[begin GIVEN RECORDS]

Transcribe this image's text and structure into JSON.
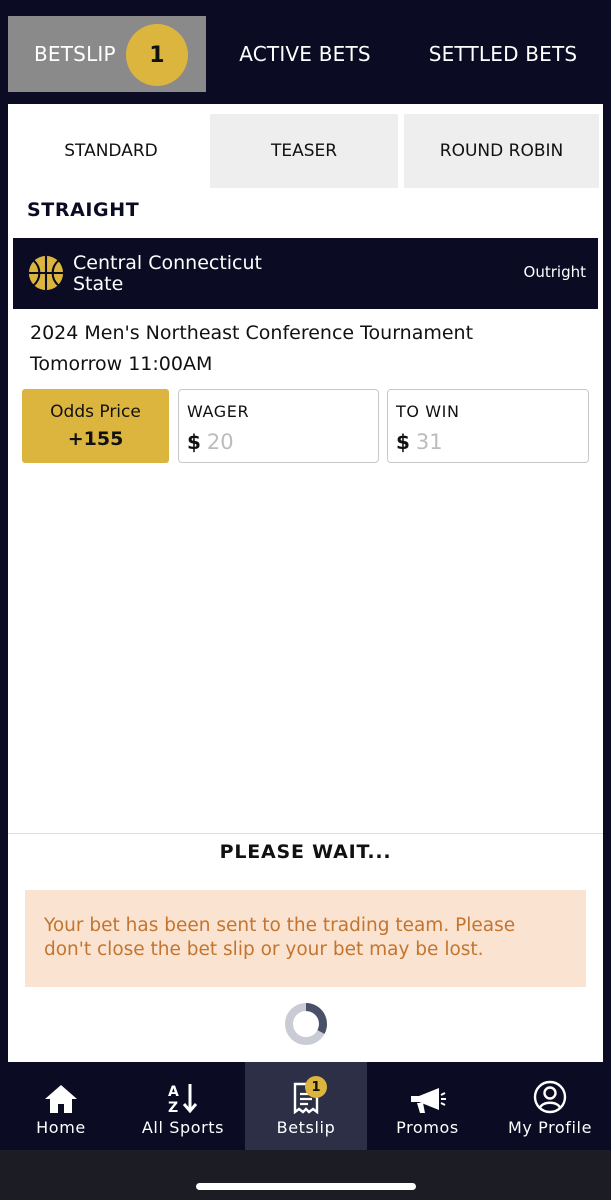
{
  "top_tabs": {
    "betslip_label": "BETSLIP",
    "betslip_count": "1",
    "active_label": "ACTIVE BETS",
    "settled_label": "SETTLED BETS"
  },
  "sub_tabs": {
    "standard": "STANDARD",
    "teaser": "TEASER",
    "round_robin": "ROUND ROBIN"
  },
  "bet": {
    "type_title": "STRAIGHT",
    "team_line1": "Central Connecticut",
    "team_line2": "State",
    "market": "Outright",
    "event": "2024 Men's Northeast Conference Tournament",
    "time": "Tomorrow 11:00AM",
    "odds_label": "Odds Price",
    "odds_value": "+155",
    "wager_label": "WAGER",
    "wager_currency": "$",
    "wager_placeholder": "20",
    "towin_label": "TO WIN",
    "towin_currency": "$",
    "towin_placeholder": "31"
  },
  "status": {
    "title": "PLEASE WAIT...",
    "message": "Your bet has been sent to the trading team. Please don't close the bet slip or your bet may be lost."
  },
  "bottom_nav": {
    "home": "Home",
    "all_sports": "All Sports",
    "betslip": "Betslip",
    "betslip_count": "1",
    "promos": "Promos",
    "my_profile": "My Profile"
  },
  "colors": {
    "navy": "#0b0b23",
    "gold": "#dcb53f",
    "notice_bg": "#fae3d1",
    "notice_text": "#c3752f"
  }
}
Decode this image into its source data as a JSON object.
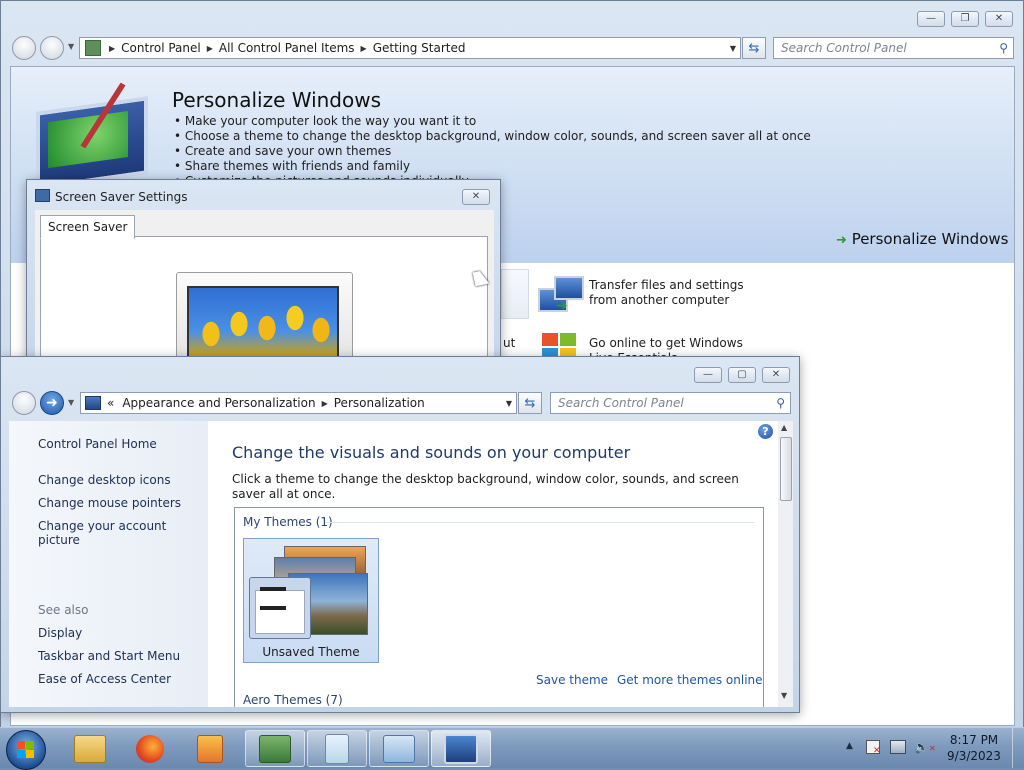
{
  "getting_started": {
    "breadcrumb": [
      "Control Panel",
      "All Control Panel Items",
      "Getting Started"
    ],
    "search_placeholder": "Search Control Panel",
    "heading": "Personalize Windows",
    "bullets": [
      "Make your computer look the way you want it to",
      "Choose a theme to change the desktop background, window color, sounds, and screen saver all at once",
      "Create and save your own themes",
      "Share themes with friends and family",
      "Customize the pictures and sounds individually"
    ],
    "action_link": "Personalize Windows",
    "tasks": [
      {
        "label": "Transfer files and settings from another computer",
        "icon": "transfer-icon"
      },
      {
        "label": "Go online to get Windows Live Essentials",
        "icon": "windows-live-icon"
      }
    ],
    "partial_text": "ut"
  },
  "screen_saver": {
    "title": "Screen Saver Settings",
    "tab": "Screen Saver"
  },
  "personalization": {
    "breadcrumb_prefix": "«",
    "breadcrumb": [
      "Appearance and Personalization",
      "Personalization"
    ],
    "search_placeholder": "Search Control Panel",
    "sidebar": {
      "home": "Control Panel Home",
      "links": [
        "Change desktop icons",
        "Change mouse pointers",
        "Change your account picture"
      ],
      "see_also_label": "See also",
      "see_also": [
        "Display",
        "Taskbar and Start Menu",
        "Ease of Access Center"
      ]
    },
    "heading": "Change the visuals and sounds on your computer",
    "description": "Click a theme to change the desktop background, window color, sounds, and screen saver all at once.",
    "my_themes_label": "My Themes (1)",
    "theme_name": "Unsaved Theme",
    "save_theme": "Save theme",
    "more_themes": "Get more themes online",
    "aero_label": "Aero Themes (7)"
  },
  "taskbar": {
    "apps": [
      "start-orb",
      "file-explorer-icon",
      "firefox-icon",
      "media-player-icon",
      "control-panel-icon",
      "notepad-icon",
      "remote-desktop-icon",
      "personalization-icon"
    ],
    "time": "8:17 PM",
    "date": "9/3/2023"
  }
}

[end GIVEN RECORDS]

TASK DETAILS:
Return every line from the records above that holds the word "this".

FINISHED ANSWER:
Transcribe this image's text and structure into JSON.
Decode this image into its source data as a JSON object.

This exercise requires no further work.